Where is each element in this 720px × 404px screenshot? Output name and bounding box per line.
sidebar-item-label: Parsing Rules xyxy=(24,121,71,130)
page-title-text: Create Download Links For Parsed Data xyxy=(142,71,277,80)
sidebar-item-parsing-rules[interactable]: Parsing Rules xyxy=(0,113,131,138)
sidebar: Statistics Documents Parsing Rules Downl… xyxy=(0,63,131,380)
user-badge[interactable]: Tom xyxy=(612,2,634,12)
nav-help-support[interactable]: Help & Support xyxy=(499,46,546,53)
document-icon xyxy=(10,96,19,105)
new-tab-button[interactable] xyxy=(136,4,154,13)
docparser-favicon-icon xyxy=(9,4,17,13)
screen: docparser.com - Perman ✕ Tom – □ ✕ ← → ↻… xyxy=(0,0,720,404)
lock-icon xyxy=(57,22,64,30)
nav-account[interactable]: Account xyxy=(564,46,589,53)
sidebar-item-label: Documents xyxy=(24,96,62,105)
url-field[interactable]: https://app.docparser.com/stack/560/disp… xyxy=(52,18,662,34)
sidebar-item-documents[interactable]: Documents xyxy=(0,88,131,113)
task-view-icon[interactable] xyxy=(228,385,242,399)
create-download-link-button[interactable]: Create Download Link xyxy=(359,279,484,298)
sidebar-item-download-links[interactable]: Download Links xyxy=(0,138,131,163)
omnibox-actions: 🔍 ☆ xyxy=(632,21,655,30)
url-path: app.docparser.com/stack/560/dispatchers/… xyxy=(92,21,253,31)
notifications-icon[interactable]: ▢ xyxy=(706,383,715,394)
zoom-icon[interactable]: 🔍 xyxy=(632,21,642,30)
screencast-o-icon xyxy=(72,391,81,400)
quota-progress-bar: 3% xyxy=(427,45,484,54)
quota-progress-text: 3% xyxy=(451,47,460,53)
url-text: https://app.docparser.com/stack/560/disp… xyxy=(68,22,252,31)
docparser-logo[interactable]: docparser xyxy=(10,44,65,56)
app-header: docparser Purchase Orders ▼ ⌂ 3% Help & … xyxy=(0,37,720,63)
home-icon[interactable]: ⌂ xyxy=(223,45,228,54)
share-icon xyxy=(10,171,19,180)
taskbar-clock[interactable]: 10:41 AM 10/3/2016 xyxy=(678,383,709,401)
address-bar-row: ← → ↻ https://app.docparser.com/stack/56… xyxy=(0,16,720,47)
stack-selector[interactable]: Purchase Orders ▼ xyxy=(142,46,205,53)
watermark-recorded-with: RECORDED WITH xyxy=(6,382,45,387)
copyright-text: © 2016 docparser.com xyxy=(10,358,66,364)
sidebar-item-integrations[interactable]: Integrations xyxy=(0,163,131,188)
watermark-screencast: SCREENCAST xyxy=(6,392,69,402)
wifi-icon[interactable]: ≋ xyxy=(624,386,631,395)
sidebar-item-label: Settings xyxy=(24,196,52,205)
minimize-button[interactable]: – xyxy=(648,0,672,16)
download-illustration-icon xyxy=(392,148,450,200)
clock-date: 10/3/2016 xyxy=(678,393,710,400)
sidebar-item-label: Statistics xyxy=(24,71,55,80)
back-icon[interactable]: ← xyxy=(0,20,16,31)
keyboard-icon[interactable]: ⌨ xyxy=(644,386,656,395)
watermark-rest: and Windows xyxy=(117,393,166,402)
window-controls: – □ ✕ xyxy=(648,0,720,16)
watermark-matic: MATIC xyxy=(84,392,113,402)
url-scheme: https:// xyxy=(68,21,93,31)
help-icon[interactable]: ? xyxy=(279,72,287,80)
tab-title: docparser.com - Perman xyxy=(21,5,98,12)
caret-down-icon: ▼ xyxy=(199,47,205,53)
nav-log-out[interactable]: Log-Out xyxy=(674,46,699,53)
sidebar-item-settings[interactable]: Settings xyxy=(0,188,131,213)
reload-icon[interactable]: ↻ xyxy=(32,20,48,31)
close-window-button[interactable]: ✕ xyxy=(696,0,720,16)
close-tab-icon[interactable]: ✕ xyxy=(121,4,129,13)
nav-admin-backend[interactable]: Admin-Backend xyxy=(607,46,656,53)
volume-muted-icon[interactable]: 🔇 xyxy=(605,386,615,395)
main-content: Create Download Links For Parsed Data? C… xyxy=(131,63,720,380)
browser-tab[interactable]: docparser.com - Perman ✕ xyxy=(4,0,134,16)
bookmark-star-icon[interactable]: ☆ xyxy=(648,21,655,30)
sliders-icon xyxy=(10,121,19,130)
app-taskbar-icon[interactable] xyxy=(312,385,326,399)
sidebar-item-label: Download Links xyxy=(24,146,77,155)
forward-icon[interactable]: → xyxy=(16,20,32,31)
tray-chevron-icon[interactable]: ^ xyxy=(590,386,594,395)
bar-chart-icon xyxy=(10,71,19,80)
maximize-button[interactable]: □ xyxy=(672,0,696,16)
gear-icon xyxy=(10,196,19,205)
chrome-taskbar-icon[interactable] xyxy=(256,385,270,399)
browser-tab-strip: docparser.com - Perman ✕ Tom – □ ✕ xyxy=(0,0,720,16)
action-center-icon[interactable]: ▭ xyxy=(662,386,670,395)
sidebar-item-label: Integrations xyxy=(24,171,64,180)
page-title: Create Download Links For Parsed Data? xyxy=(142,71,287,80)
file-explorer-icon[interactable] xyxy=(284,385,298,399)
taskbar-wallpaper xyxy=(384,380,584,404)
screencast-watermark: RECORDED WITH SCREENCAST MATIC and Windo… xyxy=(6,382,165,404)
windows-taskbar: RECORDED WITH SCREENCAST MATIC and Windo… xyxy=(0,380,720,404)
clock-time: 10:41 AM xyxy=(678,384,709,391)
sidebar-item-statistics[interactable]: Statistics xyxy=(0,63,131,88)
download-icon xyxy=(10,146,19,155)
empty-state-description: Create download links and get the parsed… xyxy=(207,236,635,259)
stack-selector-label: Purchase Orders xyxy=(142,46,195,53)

## WHAT TO WORK ON
Put the data from its first line through the line containing "sidebar-item-label: Documents xyxy=(24,96,62,105)" into a JSON list of strings, one string per line, leaving out blank lines.

## RESPONSE TO THIS EXERCISE
[
  "Where is each element in this 720px × 404px screenshot? Output name and bounding box per line.",
  "sidebar-item-label: Parsing Rules xyxy=(24,121,71,130)",
  "page-title-text: Create Download Links For Parsed Data xyxy=(142,71,277,80)",
  "sidebar-item-parsing-rules[interactable]: Parsing Rules xyxy=(0,113,131,138)",
  "sidebar: Statistics Documents Parsing Rules Downl… xyxy=(0,63,131,380)",
  "user-badge[interactable]: Tom xyxy=(612,2,634,12)",
  "nav-help-support[interactable]: Help & Support xyxy=(499,46,546,53)",
  "document-icon xyxy=(10,96,19,105)",
  "new-tab-button[interactable] xyxy=(136,4,154,13)",
  "docparser-favicon-icon xyxy=(9,4,17,13)",
  "screen: docparser.com - Perman ✕ Tom – □ ✕ ← → ↻… xyxy=(0,0,720,404)",
  "lock-icon xyxy=(57,22,64,30)",
  "nav-account[interactable]: Account xyxy=(564,46,589,53)",
  "sidebar-item-label: Documents xyxy=(24,96,62,105)"
]